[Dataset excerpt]
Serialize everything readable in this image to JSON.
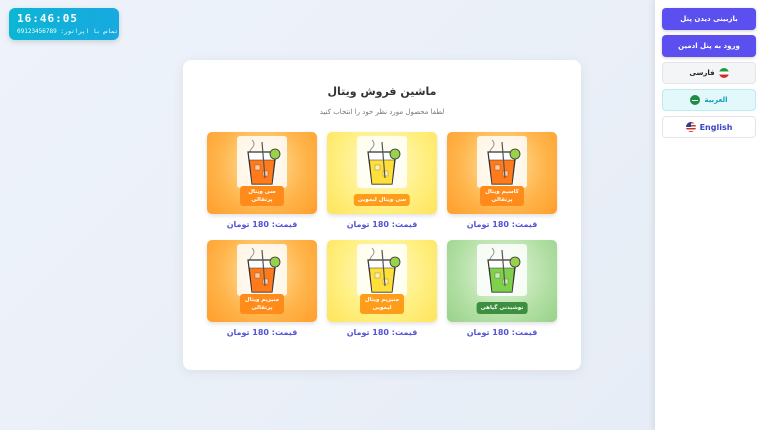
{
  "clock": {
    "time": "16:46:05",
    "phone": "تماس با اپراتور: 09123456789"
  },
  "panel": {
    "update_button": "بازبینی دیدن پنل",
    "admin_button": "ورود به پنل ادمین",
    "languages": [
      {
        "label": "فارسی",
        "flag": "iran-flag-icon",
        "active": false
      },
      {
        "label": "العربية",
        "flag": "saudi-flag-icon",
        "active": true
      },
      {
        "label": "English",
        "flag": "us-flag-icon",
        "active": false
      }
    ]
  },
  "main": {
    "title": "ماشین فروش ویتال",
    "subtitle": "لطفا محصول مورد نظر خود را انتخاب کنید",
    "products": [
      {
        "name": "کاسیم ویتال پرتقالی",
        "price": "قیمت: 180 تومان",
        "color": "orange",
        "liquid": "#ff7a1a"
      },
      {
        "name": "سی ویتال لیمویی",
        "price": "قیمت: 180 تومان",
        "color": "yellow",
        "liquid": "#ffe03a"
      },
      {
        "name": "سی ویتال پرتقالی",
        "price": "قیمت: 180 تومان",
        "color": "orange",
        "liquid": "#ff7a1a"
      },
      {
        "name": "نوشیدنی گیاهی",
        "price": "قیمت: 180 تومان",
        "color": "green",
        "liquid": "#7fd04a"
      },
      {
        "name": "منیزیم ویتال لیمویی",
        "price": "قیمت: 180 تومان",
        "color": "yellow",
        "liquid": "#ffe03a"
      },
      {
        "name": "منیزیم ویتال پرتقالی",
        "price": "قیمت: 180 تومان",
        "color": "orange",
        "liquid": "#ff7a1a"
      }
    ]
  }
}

» Problem details
Omit every image. Quote each record exactly.

» Written response
Serialize everything readable in this image to JSON.
{
  "clock": {
    "time": "16:46:05",
    "phone": "تماس با اپراتور: 09123456789"
  },
  "panel": {
    "update_button": "بازبینی دیدن پنل",
    "admin_button": "ورود به پنل ادمین",
    "languages": [
      {
        "label": "فارسی",
        "flag": "iran-flag-icon",
        "active": false
      },
      {
        "label": "العربية",
        "flag": "saudi-flag-icon",
        "active": true
      },
      {
        "label": "English",
        "flag": "us-flag-icon",
        "active": false
      }
    ]
  },
  "main": {
    "title": "ماشین فروش ویتال",
    "subtitle": "لطفا محصول مورد نظر خود را انتخاب کنید",
    "products": [
      {
        "name": "کاسیم ویتال پرتقالی",
        "price": "قیمت: 180 تومان",
        "color": "orange",
        "liquid": "#ff7a1a"
      },
      {
        "name": "سی ویتال لیمویی",
        "price": "قیمت: 180 تومان",
        "color": "yellow",
        "liquid": "#ffe03a"
      },
      {
        "name": "سی ویتال پرتقالی",
        "price": "قیمت: 180 تومان",
        "color": "orange",
        "liquid": "#ff7a1a"
      },
      {
        "name": "نوشیدنی گیاهی",
        "price": "قیمت: 180 تومان",
        "color": "green",
        "liquid": "#7fd04a"
      },
      {
        "name": "منیزیم ویتال لیمویی",
        "price": "قیمت: 180 تومان",
        "color": "yellow",
        "liquid": "#ffe03a"
      },
      {
        "name": "منیزیم ویتال پرتقالی",
        "price": "قیمت: 180 تومان",
        "color": "orange",
        "liquid": "#ff7a1a"
      }
    ]
  }
}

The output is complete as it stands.